GIVEN INFORMATION:

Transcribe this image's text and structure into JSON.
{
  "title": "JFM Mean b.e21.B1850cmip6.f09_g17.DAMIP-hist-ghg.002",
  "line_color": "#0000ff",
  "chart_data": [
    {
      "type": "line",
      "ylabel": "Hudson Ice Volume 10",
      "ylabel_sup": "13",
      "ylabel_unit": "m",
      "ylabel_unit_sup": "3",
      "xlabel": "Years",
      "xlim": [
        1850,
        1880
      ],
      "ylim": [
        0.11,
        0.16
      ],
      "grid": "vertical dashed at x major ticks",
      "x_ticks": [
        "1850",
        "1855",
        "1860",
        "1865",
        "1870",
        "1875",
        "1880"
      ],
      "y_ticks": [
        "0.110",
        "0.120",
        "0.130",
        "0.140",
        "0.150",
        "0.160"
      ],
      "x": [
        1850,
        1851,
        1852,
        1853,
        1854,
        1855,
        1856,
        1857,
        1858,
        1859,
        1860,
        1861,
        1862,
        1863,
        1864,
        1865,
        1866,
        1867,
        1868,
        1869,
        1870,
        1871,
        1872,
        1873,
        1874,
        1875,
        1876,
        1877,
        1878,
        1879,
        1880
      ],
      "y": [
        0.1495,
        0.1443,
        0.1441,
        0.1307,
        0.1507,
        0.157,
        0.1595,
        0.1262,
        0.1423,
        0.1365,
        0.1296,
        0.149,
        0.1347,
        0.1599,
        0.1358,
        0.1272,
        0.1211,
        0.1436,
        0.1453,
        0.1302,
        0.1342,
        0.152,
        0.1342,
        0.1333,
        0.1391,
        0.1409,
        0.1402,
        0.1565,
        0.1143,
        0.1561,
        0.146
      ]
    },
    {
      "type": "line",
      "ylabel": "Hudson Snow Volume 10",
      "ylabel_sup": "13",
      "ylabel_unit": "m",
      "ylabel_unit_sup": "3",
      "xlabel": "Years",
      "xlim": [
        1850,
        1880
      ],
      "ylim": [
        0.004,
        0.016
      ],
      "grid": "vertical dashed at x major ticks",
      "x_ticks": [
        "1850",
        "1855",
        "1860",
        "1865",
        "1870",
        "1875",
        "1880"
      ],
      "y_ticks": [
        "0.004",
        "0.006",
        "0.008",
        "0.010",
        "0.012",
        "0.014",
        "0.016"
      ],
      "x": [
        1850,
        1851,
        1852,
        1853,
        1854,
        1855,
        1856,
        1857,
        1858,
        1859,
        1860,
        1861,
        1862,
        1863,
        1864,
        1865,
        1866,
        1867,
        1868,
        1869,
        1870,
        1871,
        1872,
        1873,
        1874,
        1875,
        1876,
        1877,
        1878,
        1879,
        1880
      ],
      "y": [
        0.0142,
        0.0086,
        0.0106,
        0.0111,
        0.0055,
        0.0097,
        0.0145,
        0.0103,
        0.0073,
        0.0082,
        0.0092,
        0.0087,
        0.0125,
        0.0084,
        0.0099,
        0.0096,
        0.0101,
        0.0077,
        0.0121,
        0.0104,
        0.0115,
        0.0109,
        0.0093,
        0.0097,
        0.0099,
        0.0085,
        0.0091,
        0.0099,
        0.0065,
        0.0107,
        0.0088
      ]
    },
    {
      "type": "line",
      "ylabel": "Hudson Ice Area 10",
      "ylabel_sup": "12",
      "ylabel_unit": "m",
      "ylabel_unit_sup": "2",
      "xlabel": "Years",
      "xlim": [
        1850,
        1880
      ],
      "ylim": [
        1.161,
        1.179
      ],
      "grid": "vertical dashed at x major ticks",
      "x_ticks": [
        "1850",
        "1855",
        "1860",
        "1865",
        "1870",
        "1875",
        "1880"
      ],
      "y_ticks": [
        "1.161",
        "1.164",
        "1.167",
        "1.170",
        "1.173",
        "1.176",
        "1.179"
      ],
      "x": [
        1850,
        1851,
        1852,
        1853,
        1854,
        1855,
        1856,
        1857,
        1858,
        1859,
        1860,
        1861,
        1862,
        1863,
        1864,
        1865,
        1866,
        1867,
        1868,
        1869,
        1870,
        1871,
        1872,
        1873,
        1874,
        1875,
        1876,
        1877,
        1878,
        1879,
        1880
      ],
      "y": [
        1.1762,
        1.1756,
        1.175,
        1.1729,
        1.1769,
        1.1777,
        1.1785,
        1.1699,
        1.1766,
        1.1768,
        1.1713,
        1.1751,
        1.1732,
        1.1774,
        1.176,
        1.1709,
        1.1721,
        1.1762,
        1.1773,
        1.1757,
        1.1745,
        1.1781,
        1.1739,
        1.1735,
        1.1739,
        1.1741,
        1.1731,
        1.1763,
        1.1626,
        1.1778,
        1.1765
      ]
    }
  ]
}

PROBLEM TO WORK ON:
Transcribe every entry word for word.

CORRECT RESULT:
Transcribe this image's text and structure into JSON.
{
  "title": "JFM Mean b.e21.B1850cmip6.f09_g17.DAMIP-hist-ghg.002",
  "line_color": "#0000ff",
  "chart_data": [
    {
      "type": "line",
      "ylabel": "Hudson Ice Volume 10",
      "ylabel_sup": "13",
      "ylabel_unit": "m",
      "ylabel_unit_sup": "3",
      "xlabel": "Years",
      "xlim": [
        1850,
        1880
      ],
      "ylim": [
        0.11,
        0.16
      ],
      "grid": "vertical dashed at x major ticks",
      "x_ticks": [
        "1850",
        "1855",
        "1860",
        "1865",
        "1870",
        "1875",
        "1880"
      ],
      "y_ticks": [
        "0.110",
        "0.120",
        "0.130",
        "0.140",
        "0.150",
        "0.160"
      ],
      "x": [
        1850,
        1851,
        1852,
        1853,
        1854,
        1855,
        1856,
        1857,
        1858,
        1859,
        1860,
        1861,
        1862,
        1863,
        1864,
        1865,
        1866,
        1867,
        1868,
        1869,
        1870,
        1871,
        1872,
        1873,
        1874,
        1875,
        1876,
        1877,
        1878,
        1879,
        1880
      ],
      "y": [
        0.1495,
        0.1443,
        0.1441,
        0.1307,
        0.1507,
        0.157,
        0.1595,
        0.1262,
        0.1423,
        0.1365,
        0.1296,
        0.149,
        0.1347,
        0.1599,
        0.1358,
        0.1272,
        0.1211,
        0.1436,
        0.1453,
        0.1302,
        0.1342,
        0.152,
        0.1342,
        0.1333,
        0.1391,
        0.1409,
        0.1402,
        0.1565,
        0.1143,
        0.1561,
        0.146
      ]
    },
    {
      "type": "line",
      "ylabel": "Hudson Snow Volume 10",
      "ylabel_sup": "13",
      "ylabel_unit": "m",
      "ylabel_unit_sup": "3",
      "xlabel": "Years",
      "xlim": [
        1850,
        1880
      ],
      "ylim": [
        0.004,
        0.016
      ],
      "grid": "vertical dashed at x major ticks",
      "x_ticks": [
        "1850",
        "1855",
        "1860",
        "1865",
        "1870",
        "1875",
        "1880"
      ],
      "y_ticks": [
        "0.004",
        "0.006",
        "0.008",
        "0.010",
        "0.012",
        "0.014",
        "0.016"
      ],
      "x": [
        1850,
        1851,
        1852,
        1853,
        1854,
        1855,
        1856,
        1857,
        1858,
        1859,
        1860,
        1861,
        1862,
        1863,
        1864,
        1865,
        1866,
        1867,
        1868,
        1869,
        1870,
        1871,
        1872,
        1873,
        1874,
        1875,
        1876,
        1877,
        1878,
        1879,
        1880
      ],
      "y": [
        0.0142,
        0.0086,
        0.0106,
        0.0111,
        0.0055,
        0.0097,
        0.0145,
        0.0103,
        0.0073,
        0.0082,
        0.0092,
        0.0087,
        0.0125,
        0.0084,
        0.0099,
        0.0096,
        0.0101,
        0.0077,
        0.0121,
        0.0104,
        0.0115,
        0.0109,
        0.0093,
        0.0097,
        0.0099,
        0.0085,
        0.0091,
        0.0099,
        0.0065,
        0.0107,
        0.0088
      ]
    },
    {
      "type": "line",
      "ylabel": "Hudson Ice Area 10",
      "ylabel_sup": "12",
      "ylabel_unit": "m",
      "ylabel_unit_sup": "2",
      "xlabel": "Years",
      "xlim": [
        1850,
        1880
      ],
      "ylim": [
        1.161,
        1.179
      ],
      "grid": "vertical dashed at x major ticks",
      "x_ticks": [
        "1850",
        "1855",
        "1860",
        "1865",
        "1870",
        "1875",
        "1880"
      ],
      "y_ticks": [
        "1.161",
        "1.164",
        "1.167",
        "1.170",
        "1.173",
        "1.176",
        "1.179"
      ],
      "x": [
        1850,
        1851,
        1852,
        1853,
        1854,
        1855,
        1856,
        1857,
        1858,
        1859,
        1860,
        1861,
        1862,
        1863,
        1864,
        1865,
        1866,
        1867,
        1868,
        1869,
        1870,
        1871,
        1872,
        1873,
        1874,
        1875,
        1876,
        1877,
        1878,
        1879,
        1880
      ],
      "y": [
        1.1762,
        1.1756,
        1.175,
        1.1729,
        1.1769,
        1.1777,
        1.1785,
        1.1699,
        1.1766,
        1.1768,
        1.1713,
        1.1751,
        1.1732,
        1.1774,
        1.176,
        1.1709,
        1.1721,
        1.1762,
        1.1773,
        1.1757,
        1.1745,
        1.1781,
        1.1739,
        1.1735,
        1.1739,
        1.1741,
        1.1731,
        1.1763,
        1.1626,
        1.1778,
        1.1765
      ]
    }
  ]
}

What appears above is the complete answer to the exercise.